WHAT IS EXPECTED:
Retype every entry in its entirety, without alteration.

(Stored data entries)
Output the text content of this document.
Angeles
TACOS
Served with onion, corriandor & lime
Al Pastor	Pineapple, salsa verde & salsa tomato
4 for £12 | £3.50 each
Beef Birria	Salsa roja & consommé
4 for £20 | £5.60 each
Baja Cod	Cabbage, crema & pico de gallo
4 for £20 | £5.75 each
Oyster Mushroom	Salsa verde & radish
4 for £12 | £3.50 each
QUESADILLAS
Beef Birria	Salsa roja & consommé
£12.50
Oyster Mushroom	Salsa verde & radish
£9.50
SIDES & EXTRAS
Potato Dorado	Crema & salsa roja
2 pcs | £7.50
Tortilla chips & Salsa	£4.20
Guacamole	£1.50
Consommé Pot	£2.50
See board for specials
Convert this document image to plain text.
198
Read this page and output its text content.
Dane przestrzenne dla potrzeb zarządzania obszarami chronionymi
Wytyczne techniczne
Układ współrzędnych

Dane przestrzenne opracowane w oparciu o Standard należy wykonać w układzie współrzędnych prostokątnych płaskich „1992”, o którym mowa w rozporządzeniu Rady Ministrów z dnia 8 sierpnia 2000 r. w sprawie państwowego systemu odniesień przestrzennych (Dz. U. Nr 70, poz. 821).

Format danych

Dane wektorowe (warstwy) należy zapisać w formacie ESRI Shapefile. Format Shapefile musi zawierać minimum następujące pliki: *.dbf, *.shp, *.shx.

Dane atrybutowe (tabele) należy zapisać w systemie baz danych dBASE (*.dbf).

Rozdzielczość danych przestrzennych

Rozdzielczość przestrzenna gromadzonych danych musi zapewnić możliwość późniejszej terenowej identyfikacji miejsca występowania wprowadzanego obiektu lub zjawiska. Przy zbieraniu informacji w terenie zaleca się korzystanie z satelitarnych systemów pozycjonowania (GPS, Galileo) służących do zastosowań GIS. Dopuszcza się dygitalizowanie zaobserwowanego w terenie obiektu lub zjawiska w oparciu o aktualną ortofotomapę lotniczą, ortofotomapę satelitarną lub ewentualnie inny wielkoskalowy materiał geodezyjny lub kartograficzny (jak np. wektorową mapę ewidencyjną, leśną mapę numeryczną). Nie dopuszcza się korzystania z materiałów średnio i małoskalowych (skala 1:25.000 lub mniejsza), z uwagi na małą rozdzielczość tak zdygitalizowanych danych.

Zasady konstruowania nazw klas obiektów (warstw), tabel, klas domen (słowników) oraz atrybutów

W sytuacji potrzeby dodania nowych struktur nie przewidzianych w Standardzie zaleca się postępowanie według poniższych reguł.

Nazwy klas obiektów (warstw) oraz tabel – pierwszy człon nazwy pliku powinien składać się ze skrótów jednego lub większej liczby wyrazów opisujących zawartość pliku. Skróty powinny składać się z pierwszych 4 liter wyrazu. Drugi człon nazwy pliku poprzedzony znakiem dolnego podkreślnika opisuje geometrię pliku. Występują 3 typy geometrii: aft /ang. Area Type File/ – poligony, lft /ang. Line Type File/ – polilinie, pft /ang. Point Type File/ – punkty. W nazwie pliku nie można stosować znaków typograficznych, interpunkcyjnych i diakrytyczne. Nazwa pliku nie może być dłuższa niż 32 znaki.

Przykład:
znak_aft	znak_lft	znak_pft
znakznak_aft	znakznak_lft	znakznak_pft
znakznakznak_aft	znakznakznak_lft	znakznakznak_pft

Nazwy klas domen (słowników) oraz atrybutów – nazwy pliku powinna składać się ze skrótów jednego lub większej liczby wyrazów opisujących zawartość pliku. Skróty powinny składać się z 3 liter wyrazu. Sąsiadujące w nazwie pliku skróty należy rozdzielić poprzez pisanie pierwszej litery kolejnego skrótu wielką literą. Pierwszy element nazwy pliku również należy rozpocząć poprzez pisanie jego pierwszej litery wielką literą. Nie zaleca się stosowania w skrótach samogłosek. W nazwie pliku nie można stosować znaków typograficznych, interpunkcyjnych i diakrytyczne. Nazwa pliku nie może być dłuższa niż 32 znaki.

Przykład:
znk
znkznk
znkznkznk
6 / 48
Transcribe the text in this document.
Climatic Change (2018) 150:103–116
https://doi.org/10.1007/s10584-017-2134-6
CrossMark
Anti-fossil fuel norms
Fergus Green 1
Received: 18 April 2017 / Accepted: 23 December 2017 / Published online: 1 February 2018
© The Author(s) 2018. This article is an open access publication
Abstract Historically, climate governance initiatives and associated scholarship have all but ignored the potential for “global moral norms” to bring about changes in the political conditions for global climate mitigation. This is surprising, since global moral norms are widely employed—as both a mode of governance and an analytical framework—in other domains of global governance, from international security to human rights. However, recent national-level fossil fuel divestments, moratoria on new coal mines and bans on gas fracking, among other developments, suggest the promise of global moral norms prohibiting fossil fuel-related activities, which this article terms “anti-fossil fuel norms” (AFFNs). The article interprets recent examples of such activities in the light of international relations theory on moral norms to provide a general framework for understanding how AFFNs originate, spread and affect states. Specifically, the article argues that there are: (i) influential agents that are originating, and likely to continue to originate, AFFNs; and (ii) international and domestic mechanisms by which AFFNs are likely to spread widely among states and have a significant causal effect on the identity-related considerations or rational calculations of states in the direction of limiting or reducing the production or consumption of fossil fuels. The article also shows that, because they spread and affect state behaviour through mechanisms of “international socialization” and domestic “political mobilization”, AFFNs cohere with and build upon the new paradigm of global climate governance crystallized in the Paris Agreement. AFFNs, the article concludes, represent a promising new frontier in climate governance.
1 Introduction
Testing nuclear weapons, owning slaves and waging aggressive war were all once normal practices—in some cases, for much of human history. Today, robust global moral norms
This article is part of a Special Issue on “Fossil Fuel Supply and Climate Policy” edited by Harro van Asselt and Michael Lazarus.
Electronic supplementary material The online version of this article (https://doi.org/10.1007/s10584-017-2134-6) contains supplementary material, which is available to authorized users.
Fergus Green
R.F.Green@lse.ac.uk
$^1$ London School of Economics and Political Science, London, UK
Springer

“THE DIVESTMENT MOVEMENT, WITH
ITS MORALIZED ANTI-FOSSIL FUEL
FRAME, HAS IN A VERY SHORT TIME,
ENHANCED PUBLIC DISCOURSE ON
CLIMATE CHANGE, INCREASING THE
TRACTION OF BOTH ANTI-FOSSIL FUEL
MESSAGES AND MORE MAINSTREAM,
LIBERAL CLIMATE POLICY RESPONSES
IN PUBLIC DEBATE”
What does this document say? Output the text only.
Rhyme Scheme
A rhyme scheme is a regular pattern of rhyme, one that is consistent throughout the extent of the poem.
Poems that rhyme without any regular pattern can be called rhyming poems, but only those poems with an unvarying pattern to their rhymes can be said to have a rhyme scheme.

IN RESPONSE:
Output the text content of this document.
Angeles
TACOS
Served with onion, corriandor & lime
Al Pastor	Pineapple, salsa verde & salsa tomato
4 for £12 | £3.50 each
Beef Birria	Salsa roja & consommé
4 for £20 | £5.60 each
Baja Cod	Cabbage, crema & pico de gallo
4 for £20 | £5.75 each
Oyster Mushroom	Salsa verde & radish
4 for £12 | £3.50 each
QUESADILLAS
Beef Birria	Salsa roja & consommé
£12.50
Oyster Mushroom	Salsa verde & radish
£9.50
SIDES & EXTRAS
Potato Dorado	Crema & salsa roja
2 pcs | £7.50
Tortilla chips & Salsa	£4.20
Guacamole	£1.50
Consommé Pot	£2.50
See board for specials
Convert this document image to plain text.
198
Read this page and output its text content.
Dane przestrzenne dla potrzeb zarządzania obszarami chronionymi
Wytyczne techniczne
Układ współrzędnych

Dane przestrzenne opracowane w oparciu o Standard należy wykonać w układzie współrzędnych prostokątnych płaskich „1992”, o którym mowa w rozporządzeniu Rady Ministrów z dnia 8 sierpnia 2000 r. w sprawie państwowego systemu odniesień przestrzennych (Dz. U. Nr 70, poz. 821).

Format danych

Dane wektorowe (warstwy) należy zapisać w formacie ESRI Shapefile. Format Shapefile musi zawierać minimum następujące pliki: *.dbf, *.shp, *.shx.

Dane atrybutowe (tabele) należy zapisać w systemie baz danych dBASE (*.dbf).

Rozdzielczość danych przestrzennych

Rozdzielczość przestrzenna gromadzonych danych musi zapewnić możliwość późniejszej terenowej identyfikacji miejsca występowania wprowadzanego obiektu lub zjawiska. Przy zbieraniu informacji w terenie zaleca się korzystanie z satelitarnych systemów pozycjonowania (GPS, Galileo) służących do zastosowań GIS. Dopuszcza się dygitalizowanie zaobserwowanego w terenie obiektu lub zjawiska w oparciu o aktualną ortofotomapę lotniczą, ortofotomapę satelitarną lub ewentualnie inny wielkoskalowy materiał geodezyjny lub kartograficzny (jak np. wektorową mapę ewidencyjną, leśną mapę numeryczną). Nie dopuszcza się korzystania z materiałów średnio i małoskalowych (skala 1:25.000 lub mniejsza), z uwagi na małą rozdzielczość tak zdygitalizowanych danych.

Zasady konstruowania nazw klas obiektów (warstw), tabel, klas domen (słowników) oraz atrybutów

W sytuacji potrzeby dodania nowych struktur nie przewidzianych w Standardzie zaleca się postępowanie według poniższych reguł.

Nazwy klas obiektów (warstw) oraz tabel – pierwszy człon nazwy pliku powinien składać się ze skrótów jednego lub większej liczby wyrazów opisujących zawartość pliku. Skróty powinny składać się z pierwszych 4 liter wyrazu. Drugi człon nazwy pliku poprzedzony znakiem dolnego podkreślnika opisuje geometrię pliku. Występują 3 typy geometrii: aft /ang. Area Type File/ – poligony, lft /ang. Line Type File/ – polilinie, pft /ang. Point Type File/ – punkty. W nazwie pliku nie można stosować znaków typograficznych, interpunkcyjnych i diakrytyczne. Nazwa pliku nie może być dłuższa niż 32 znaki.

Przykład:
znak_aft	znak_lft	znak_pft
znakznak_aft	znakznak_lft	znakznak_pft
znakznakznak_aft	znakznakznak_lft	znakznakznak_pft

Nazwy klas domen (słowników) oraz atrybutów – nazwy pliku powinna składać się ze skrótów jednego lub większej liczby wyrazów opisujących zawartość pliku. Skróty powinny składać się z 3 liter wyrazu. Sąsiadujące w nazwie pliku skróty należy rozdzielić poprzez pisanie pierwszej litery kolejnego skrótu wielką literą. Pierwszy element nazwy pliku również należy rozpocząć poprzez pisanie jego pierwszej litery wielką literą. Nie zaleca się stosowania w skrótach samogłosek. W nazwie pliku nie można stosować znaków typograficznych, interpunkcyjnych i diakrytyczne. Nazwa pliku nie może być dłuższa niż 32 znaki.

Przykład:
znk
znkznk
znkznkznk
6 / 48
Transcribe the text in this document.
Climatic Change (2018) 150:103–116
https://doi.org/10.1007/s10584-017-2134-6
CrossMark
Anti-fossil fuel norms
Fergus Green 1
Received: 18 April 2017 / Accepted: 23 December 2017 / Published online: 1 February 2018
© The Author(s) 2018. This article is an open access publication
Abstract Historically, climate governance initiatives and associated scholarship have all but ignored the potential for “global moral norms” to bring about changes in the political conditions for global climate mitigation. This is surprising, since global moral norms are widely employed—as both a mode of governance and an analytical framework—in other domains of global governance, from international security to human rights. However, recent national-level fossil fuel divestments, moratoria on new coal mines and bans on gas fracking, among other developments, suggest the promise of global moral norms prohibiting fossil fuel-related activities, which this article terms “anti-fossil fuel norms” (AFFNs). The article interprets recent examples of such activities in the light of international relations theory on moral norms to provide a general framework for understanding how AFFNs originate, spread and affect states. Specifically, the article argues that there are: (i) influential agents that are originating, and likely to continue to originate, AFFNs; and (ii) international and domestic mechanisms by which AFFNs are likely to spread widely among states and have a significant causal effect on the identity-related considerations or rational calculations of states in the direction of limiting or reducing the production or consumption of fossil fuels. The article also shows that, because they spread and affect state behaviour through mechanisms of “international socialization” and domestic “political mobilization”, AFFNs cohere with and build upon the new paradigm of global climate governance crystallized in the Paris Agreement. AFFNs, the article concludes, represent a promising new frontier in climate governance.
1 Introduction
Testing nuclear weapons, owning slaves and waging aggressive war were all once normal practices—in some cases, for much of human history. Today, robust global moral norms
This article is part of a Special Issue on “Fossil Fuel Supply and Climate Policy” edited by Harro van Asselt and Michael Lazarus.
Electronic supplementary material The online version of this article (https://doi.org/10.1007/s10584-017-2134-6) contains supplementary material, which is available to authorized users.
Fergus Green
R.F.Green@lse.ac.uk
$^1$ London School of Economics and Political Science, London, UK
Springer

“THE DIVESTMENT MOVEMENT, WITH
ITS MORALIZED ANTI-FOSSIL FUEL
FRAME, HAS IN A VERY SHORT TIME,
ENHANCED PUBLIC DISCOURSE ON
CLIMATE CHANGE, INCREASING THE
TRACTION OF BOTH ANTI-FOSSIL FUEL
MESSAGES AND MORE MAINSTREAM,
LIBERAL CLIMATE POLICY RESPONSES
IN PUBLIC DEBATE”
What does this document say? Output the text only.
Rhyme Scheme
A rhyme scheme is a regular pattern of rhyme, one that is consistent throughout the extent of the poem.
Poems that rhyme without any regular pattern can be called rhyming poems, but only those poems with an unvarying pattern to their rhymes can be said to have a rhyme scheme.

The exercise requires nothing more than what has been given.